* begin *

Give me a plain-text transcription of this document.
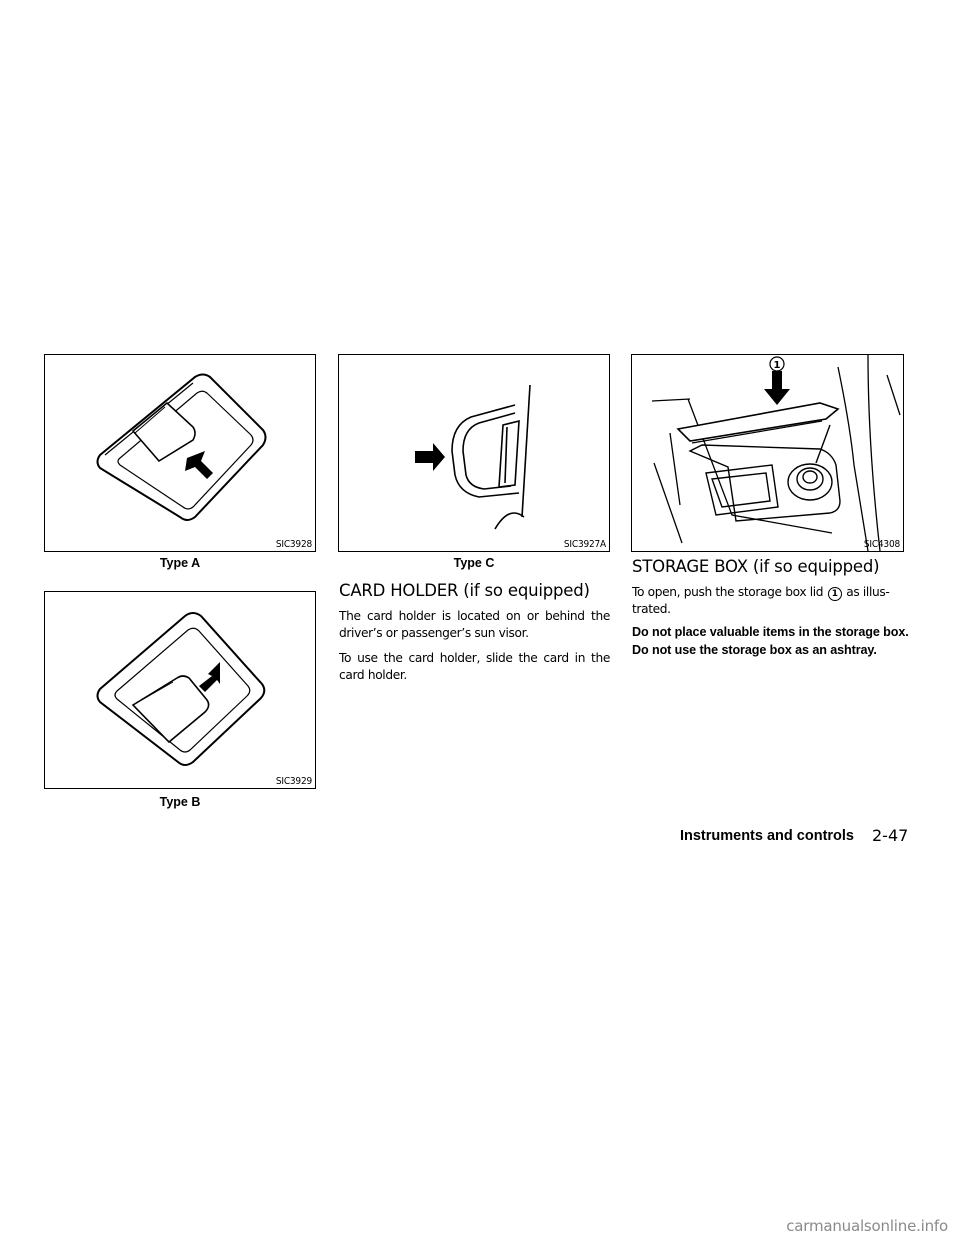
SIC3928
Type A
SIC3929
Type B
SIC3927A
Type C
1
SIC4308
CARD HOLDER (if so equipped)

The card holder is located on or behind the driver’s or passenger’s sun visor.

To use the card holder, slide the card in the card holder.

STORAGE BOX (if so equipped)

To open, push the storage box lid 1 as illus-trated.

Do not place valuable items in the storage box.

Do not use the storage box as an ashtray.

Instruments and controls 2-47
carmanualsonline.info
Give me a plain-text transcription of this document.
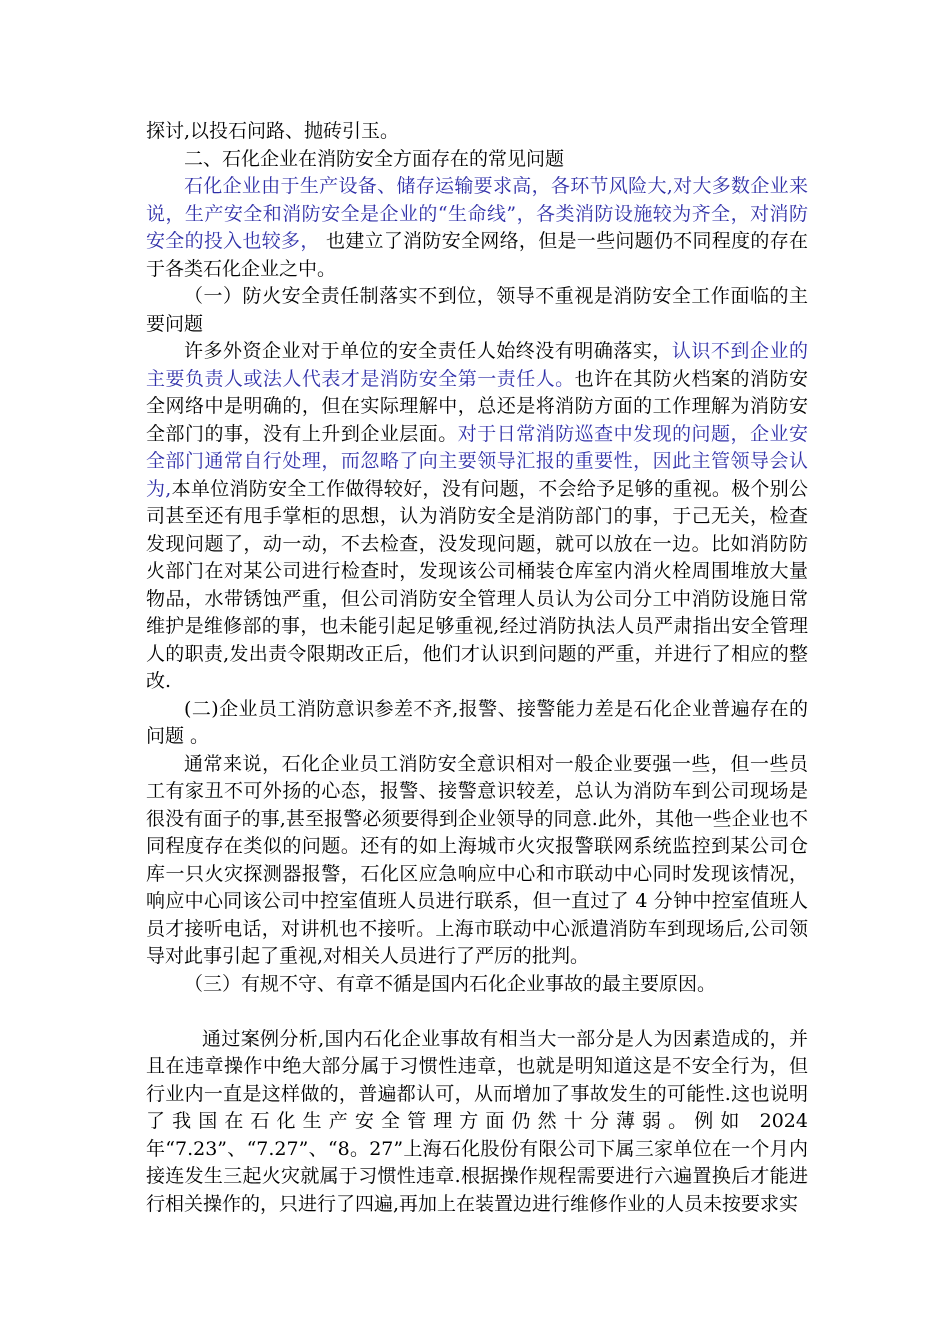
探讨,以投石问路、抛砖引玉。

二、石化企业在消防安全方面存在的常见问题

石化企业由于生产设备、储存运输要求高，各环节风险大,对大多数企业来说，生产安全和消防安全是企业的“生命线”，各类消防设施较为齐全，对消防安全的投入也较多， 也建立了消防安全网络，但是一些问题仍不同程度的存在于各类石化企业之中。

（一）防火安全责任制落实不到位，领导不重视是消防安全工作面临的主要问题

许多外资企业对于单位的安全责任人始终没有明确落实，认识不到企业的主要负责人或法人代表才是消防安全第一责任人。也许在其防火档案的消防安全网络中是明确的，但在实际理解中，总还是将消防方面的工作理解为消防安全部门的事，没有上升到企业层面。对于日常消防巡查中发现的问题，企业安全部门通常自行处理，而忽略了向主要领导汇报的重要性，因此主管领导会认为,本单位消防安全工作做得较好，没有问题，不会给予足够的重视。极个别公司甚至还有甩手掌柜的思想，认为消防安全是消防部门的事，于己无关，检查发现问题了，动一动，不去检查，没发现问题，就可以放在一边。比如消防防火部门在对某公司进行检查时，发现该公司桶装仓库室内消火栓周围堆放大量物品，水带锈蚀严重，但公司消防安全管理人员认为公司分工中消防设施日常维护是维修部的事，也未能引起足够重视,经过消防执法人员严肃指出安全管理人的职责,发出责令限期改正后，他们才认识到问题的严重，并进行了相应的整改.

(二)企业员工消防意识参差不齐,报警、接警能力差是石化企业普遍存在的问题 。

通常来说，石化企业员工消防安全意识相对一般企业要强一些，但一些员工有家丑不可外扬的心态，报警、接警意识较差，总认为消防车到公司现场是很没有面子的事,甚至报警必须要得到企业领导的同意.此外，其他一些企业也不同程度存在类似的问题。还有的如上海城市火灾报警联网系统监控到某公司仓库一只火灾探测器报警，石化区应急响应中心和市联动中心同时发现该情况，响应中心同该公司中控室值班人员进行联系，但一直过了 4 分钟中控室值班人员才接听电话，对讲机也不接听。上海市联动中心派遣消防车到现场后,公司领导对此事引起了重视,对相关人员进行了严厉的批判。

（三）有规不守、有章不循是国内石化企业事故的最主要原因。

通过案例分析,国内石化企业事故有相当大一部分是人为因素造成的，并且在违章操作中绝大部分属于习惯性违章，也就是明知道这是不安全行为，但行业内一直是这样做的，普遍都认可，从而增加了事故发生的可能性.这也说明了我国在石化生产安全管理方面仍然十分薄弱。例如 2024 年“7.23”、“7.27”、“8。27”上海石化股份有限公司下属三家单位在一个月内接连发生三起火灾就属于习惯性违章.根据操作规程需要进行六遍置换后才能进行相关操作的，只进行了四遍,再加上在装置边进行维修作业的人员未按要求实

* end *

== Exercise instructions ==
Reproduce the material in its entirety and word for word, without the pictures.

== Solution below ==
Give me a plain-text transcription of this document.
SIC3928
Type A
SIC3929
Type B
SIC3927A
Type C
1
SIC4308
CARD HOLDER (if so equipped)

The card holder is located on or behind the driver’s or passenger’s sun visor.

To use the card holder, slide the card in the card holder.

STORAGE BOX (if so equipped)

To open, push the storage box lid 1 as illus-trated.

Do not place valuable items in the storage box.

Do not use the storage box as an ashtray.

Instruments and controls 2-47
carmanualsonline.info
Give me a plain-text transcription of this document.
探讨,以投石问路、抛砖引玉。

二、石化企业在消防安全方面存在的常见问题

石化企业由于生产设备、储存运输要求高，各环节风险大,对大多数企业来说，生产安全和消防安全是企业的“生命线”，各类消防设施较为齐全，对消防安全的投入也较多， 也建立了消防安全网络，但是一些问题仍不同程度的存在于各类石化企业之中。

（一）防火安全责任制落实不到位，领导不重视是消防安全工作面临的主要问题

许多外资企业对于单位的安全责任人始终没有明确落实，认识不到企业的主要负责人或法人代表才是消防安全第一责任人。也许在其防火档案的消防安全网络中是明确的，但在实际理解中，总还是将消防方面的工作理解为消防安全部门的事，没有上升到企业层面。对于日常消防巡查中发现的问题，企业安全部门通常自行处理，而忽略了向主要领导汇报的重要性，因此主管领导会认为,本单位消防安全工作做得较好，没有问题，不会给予足够的重视。极个别公司甚至还有甩手掌柜的思想，认为消防安全是消防部门的事，于己无关，检查发现问题了，动一动，不去检查，没发现问题，就可以放在一边。比如消防防火部门在对某公司进行检查时，发现该公司桶装仓库室内消火栓周围堆放大量物品，水带锈蚀严重，但公司消防安全管理人员认为公司分工中消防设施日常维护是维修部的事，也未能引起足够重视,经过消防执法人员严肃指出安全管理人的职责,发出责令限期改正后，他们才认识到问题的严重，并进行了相应的整改.

(二)企业员工消防意识参差不齐,报警、接警能力差是石化企业普遍存在的问题 。

通常来说，石化企业员工消防安全意识相对一般企业要强一些，但一些员工有家丑不可外扬的心态，报警、接警意识较差，总认为消防车到公司现场是很没有面子的事,甚至报警必须要得到企业领导的同意.此外，其他一些企业也不同程度存在类似的问题。还有的如上海城市火灾报警联网系统监控到某公司仓库一只火灾探测器报警，石化区应急响应中心和市联动中心同时发现该情况，响应中心同该公司中控室值班人员进行联系，但一直过了 4 分钟中控室值班人员才接听电话，对讲机也不接听。上海市联动中心派遣消防车到现场后,公司领导对此事引起了重视,对相关人员进行了严厉的批判。

（三）有规不守、有章不循是国内石化企业事故的最主要原因。

通过案例分析,国内石化企业事故有相当大一部分是人为因素造成的，并且在违章操作中绝大部分属于习惯性违章，也就是明知道这是不安全行为，但行业内一直是这样做的，普遍都认可，从而增加了事故发生的可能性.这也说明了我国在石化生产安全管理方面仍然十分薄弱。例如 2024 年“7.23”、“7.27”、“8。27”上海石化股份有限公司下属三家单位在一个月内接连发生三起火灾就属于习惯性违章.根据操作规程需要进行六遍置换后才能进行相关操作的，只进行了四遍,再加上在装置边进行维修作业的人员未按要求实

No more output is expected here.